▸ Objective
The records below must be output exactly, without pictures.
----
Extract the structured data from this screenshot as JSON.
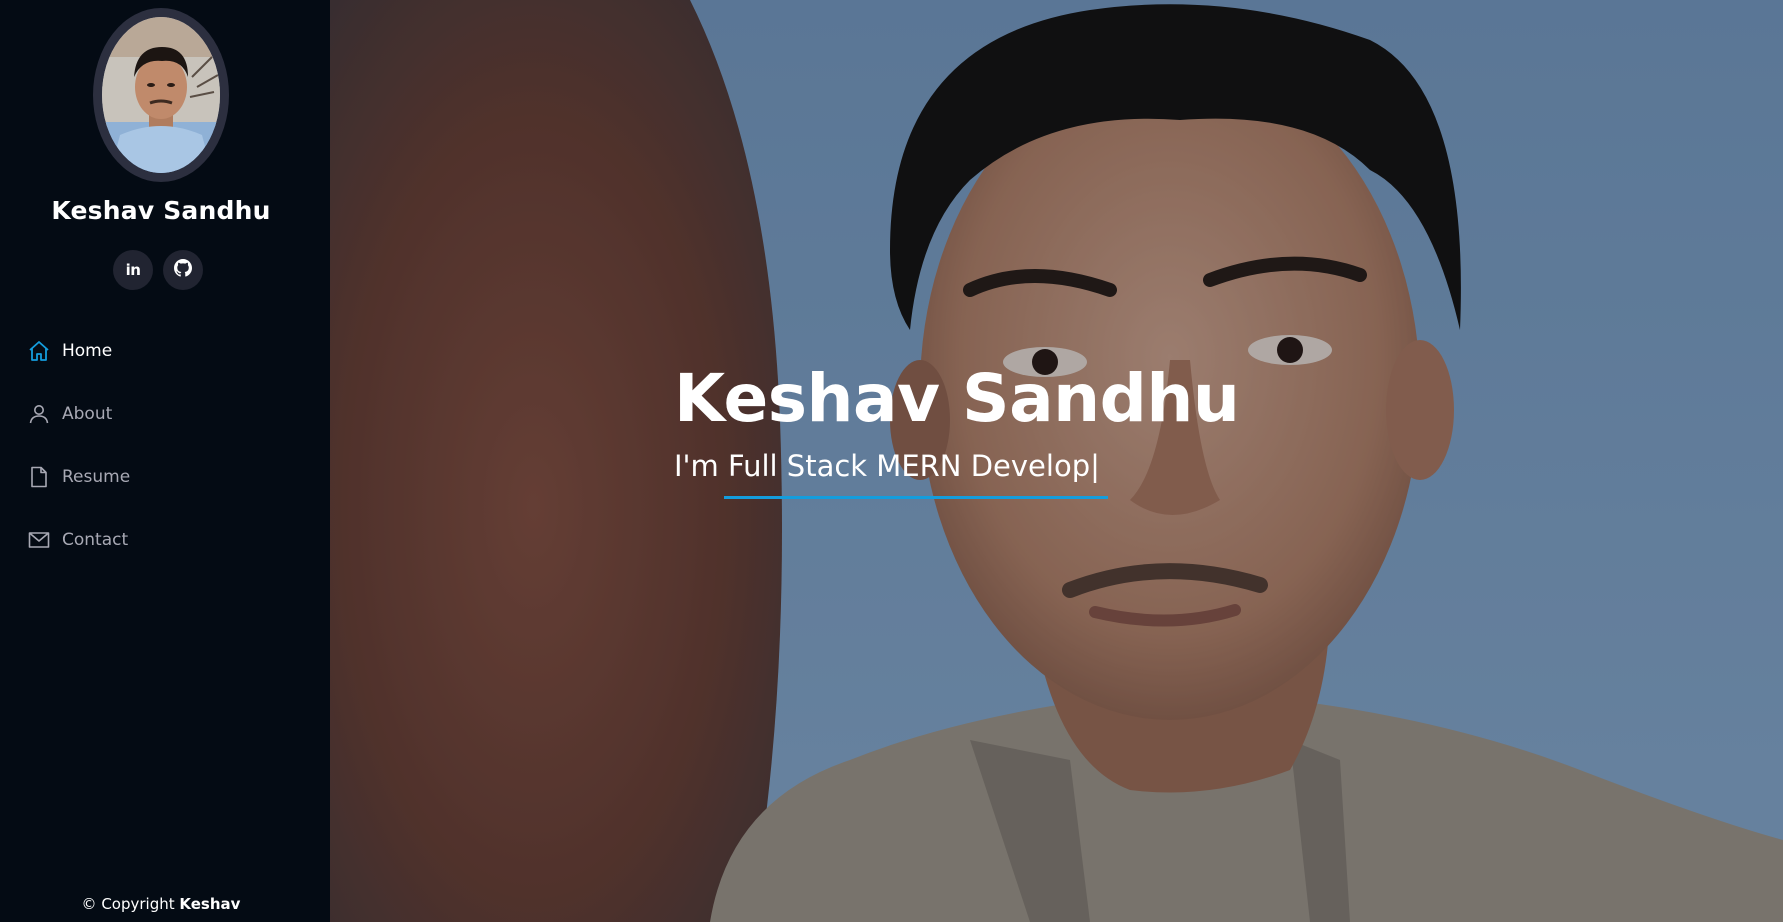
{
  "sidebar": {
    "profile_name": "Keshav Sandhu",
    "social": [
      {
        "name": "linkedin",
        "icon": "linkedin-icon"
      },
      {
        "name": "github",
        "icon": "github-icon"
      }
    ],
    "nav": [
      {
        "label": "Home",
        "icon": "home-icon",
        "active": true
      },
      {
        "label": "About",
        "icon": "person-icon",
        "active": false
      },
      {
        "label": "Resume",
        "icon": "file-icon",
        "active": false
      },
      {
        "label": "Contact",
        "icon": "envelope-icon",
        "active": false
      }
    ],
    "copyright_prefix": "© Copyright",
    "copyright_name": "Keshav"
  },
  "hero": {
    "title": "Keshav Sandhu",
    "subtitle": "I'm Full Stack MERN Develop|"
  },
  "colors": {
    "sidebar_bg": "#040b14",
    "accent": "#149ddd",
    "social_bg": "#212431",
    "nav_inactive": "#a8a9b4"
  }
}
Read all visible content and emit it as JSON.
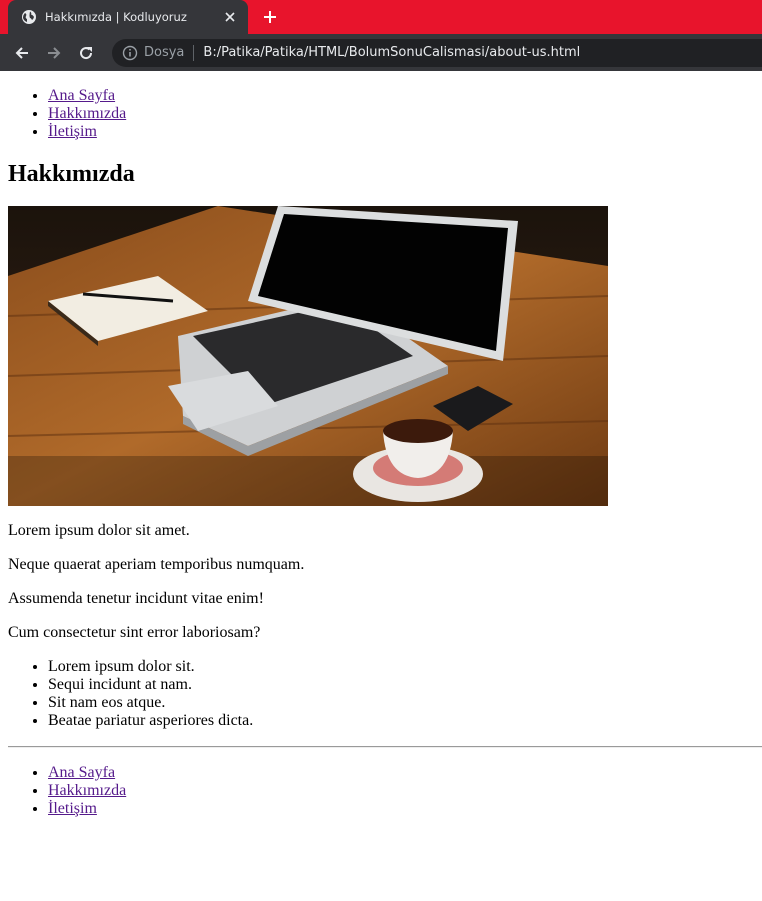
{
  "browser": {
    "tab_title": "Hakkımızda | Kodluyoruz",
    "address_scheme": "Dosya",
    "address_url": "B:/Patika/Patika/HTML/BolumSonuCalismasi/about-us.html",
    "accent_color": "#e8142c"
  },
  "nav_top": {
    "items": [
      "Ana Sayfa",
      "Hakkımızda",
      "İletişim"
    ]
  },
  "page": {
    "heading": "Hakkımızda",
    "paragraphs": [
      "Lorem ipsum dolor sit amet.",
      "Neque quaerat aperiam temporibus numquam.",
      "Assumenda tenetur incidunt vitae enim!",
      "Cum consectetur sint error laboriosam?"
    ],
    "list": [
      "Lorem ipsum dolor sit.",
      "Sequi incidunt at nam.",
      "Sit nam eos atque.",
      "Beatae pariatur asperiores dicta."
    ]
  },
  "nav_bottom": {
    "items": [
      "Ana Sayfa",
      "Hakkımızda",
      "İletişim"
    ]
  },
  "icons": [
    "globe-icon",
    "close-icon",
    "plus-icon",
    "back-arrow-icon",
    "forward-arrow-icon",
    "reload-icon",
    "info-icon"
  ]
}
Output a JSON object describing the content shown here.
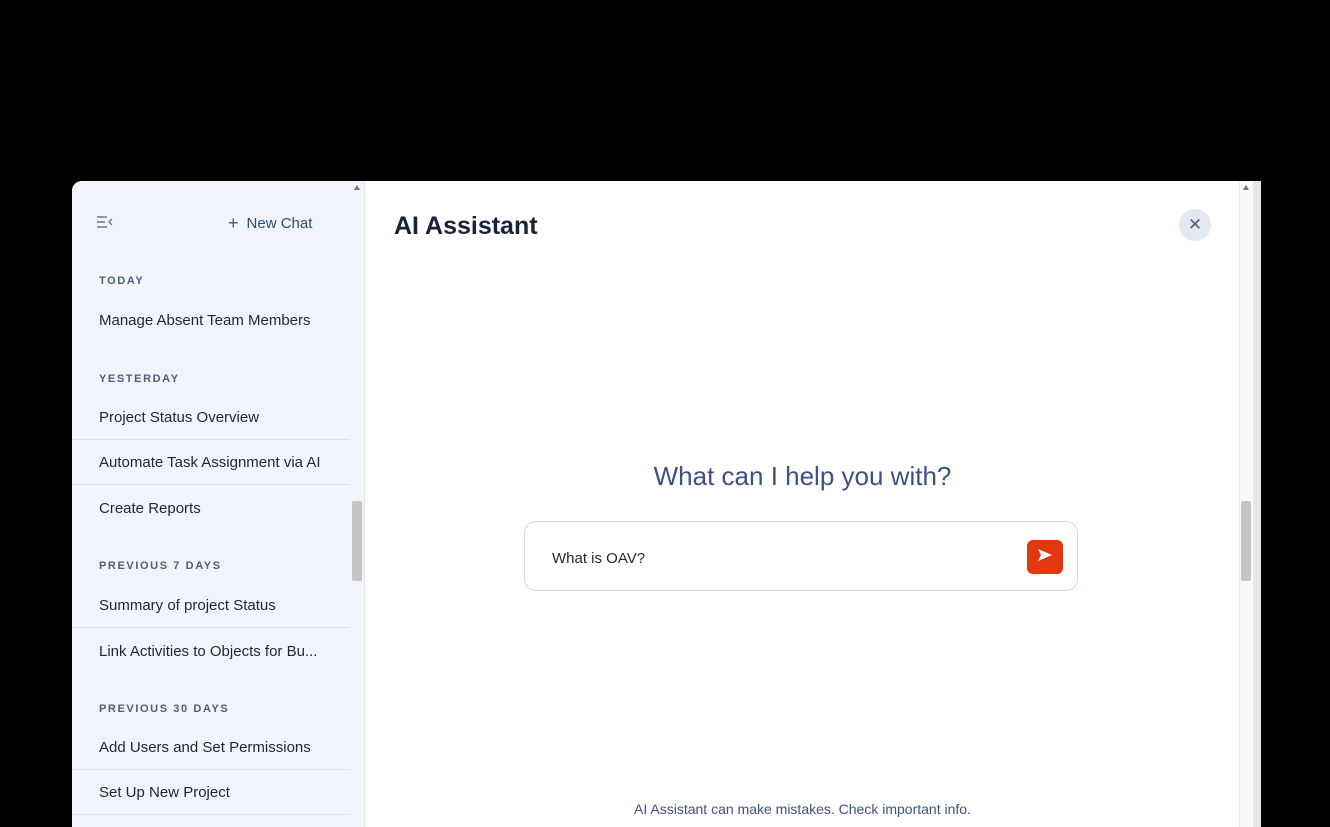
{
  "sidebar": {
    "new_chat_label": "New Chat",
    "sections": [
      {
        "label": "TODAY",
        "items": [
          "Manage Absent Team Members"
        ]
      },
      {
        "label": "YESTERDAY",
        "items": [
          "Project Status Overview",
          "Automate Task Assignment via AI",
          "Create Reports"
        ]
      },
      {
        "label": "PREVIOUS 7 DAYS",
        "items": [
          "Summary of project Status",
          "Link Activities to Objects for Bu..."
        ]
      },
      {
        "label": "PREVIOUS 30 DAYS",
        "items": [
          "Add Users and Set Permissions",
          "Set Up New Project"
        ]
      }
    ]
  },
  "main": {
    "title": "AI Assistant",
    "close_icon": "close-icon",
    "heading": "What can I help you with?",
    "input_value": "What is OAV?",
    "send_icon": "send-icon",
    "disclaimer": "AI Assistant can make mistakes. Check important info."
  },
  "colors": {
    "accent": "#e2380e",
    "sidebar_bg": "#f1f5fb",
    "heading": "#3f5182"
  }
}
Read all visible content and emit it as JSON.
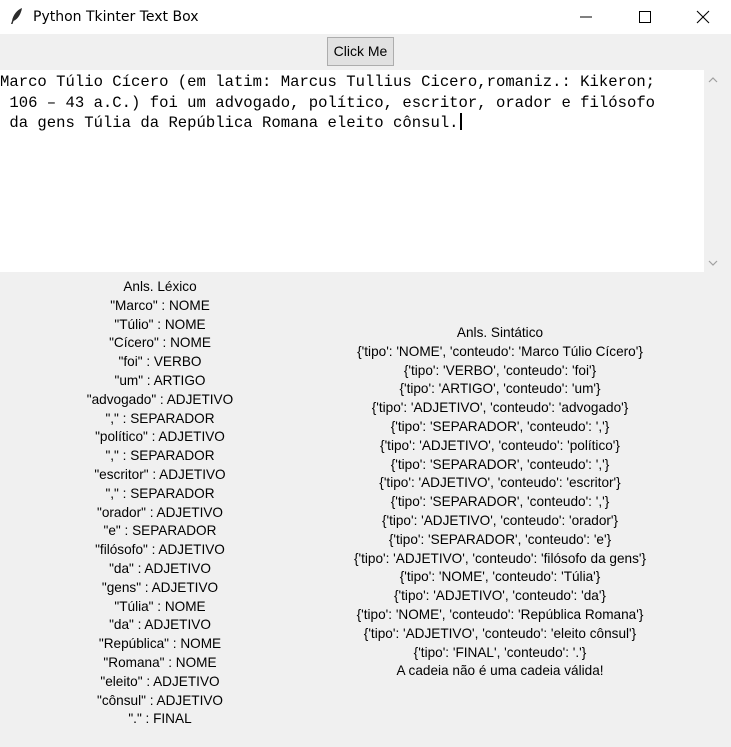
----
▸ Output for this task
Extract the structured data from this screenshot as JSON.
{
  "sidebar": {
    "profile_name": "Keshav Sandhu",
    "social": [
      {
        "name": "linkedin",
        "icon": "linkedin-icon"
      },
      {
        "name": "github",
        "icon": "github-icon"
      }
    ],
    "nav": [
      {
        "label": "Home",
        "icon": "home-icon",
        "active": true
      },
      {
        "label": "About",
        "icon": "person-icon",
        "active": false
      },
      {
        "label": "Resume",
        "icon": "file-icon",
        "active": false
      },
      {
        "label": "Contact",
        "icon": "envelope-icon",
        "active": false
      }
    ],
    "copyright_prefix": "© Copyright",
    "copyright_name": "Keshav"
  },
  "hero": {
    "title": "Keshav Sandhu",
    "subtitle": "I'm Full Stack MERN Develop|"
  },
  "colors": {
    "sidebar_bg": "#040b14",
    "accent": "#149ddd",
    "social_bg": "#212431",
    "nav_inactive": "#a8a9b4"
  }
}
Read all visible content and emit it as JSON.
{
  "browser": {
    "tab_title": "Hakkımızda | Kodluyoruz",
    "address_scheme": "Dosya",
    "address_url": "B:/Patika/Patika/HTML/BolumSonuCalismasi/about-us.html",
    "accent_color": "#e8142c"
  },
  "nav_top": {
    "items": [
      "Ana Sayfa",
      "Hakkımızda",
      "İletişim"
    ]
  },
  "page": {
    "heading": "Hakkımızda",
    "paragraphs": [
      "Lorem ipsum dolor sit amet.",
      "Neque quaerat aperiam temporibus numquam.",
      "Assumenda tenetur incidunt vitae enim!",
      "Cum consectetur sint error laboriosam?"
    ],
    "list": [
      "Lorem ipsum dolor sit.",
      "Sequi incidunt at nam.",
      "Sit nam eos atque.",
      "Beatae pariatur asperiores dicta."
    ]
  },
  "nav_bottom": {
    "items": [
      "Ana Sayfa",
      "Hakkımızda",
      "İletişim"
    ]
  },
  "icons": [
    "globe-icon",
    "close-icon",
    "plus-icon",
    "back-arrow-icon",
    "forward-arrow-icon",
    "reload-icon",
    "info-icon"
  ]
}
Output a JSON object describing the content shown here.
{
  "sidebar": {
    "new_chat_label": "New Chat",
    "sections": [
      {
        "label": "TODAY",
        "items": [
          "Manage Absent Team Members"
        ]
      },
      {
        "label": "YESTERDAY",
        "items": [
          "Project Status Overview",
          "Automate Task Assignment via AI",
          "Create Reports"
        ]
      },
      {
        "label": "PREVIOUS 7 DAYS",
        "items": [
          "Summary of project Status",
          "Link Activities to Objects for Bu..."
        ]
      },
      {
        "label": "PREVIOUS 30 DAYS",
        "items": [
          "Add Users and Set Permissions",
          "Set Up New Project"
        ]
      }
    ]
  },
  "main": {
    "title": "AI Assistant",
    "close_icon": "close-icon",
    "heading": "What can I help you with?",
    "input_value": "What is OAV?",
    "send_icon": "send-icon",
    "disclaimer": "AI Assistant can make mistakes. Check important info."
  },
  "colors": {
    "accent": "#e2380e",
    "sidebar_bg": "#f1f5fb",
    "heading": "#3f5182"
  }
}
Read all visible content and emit it as JSON.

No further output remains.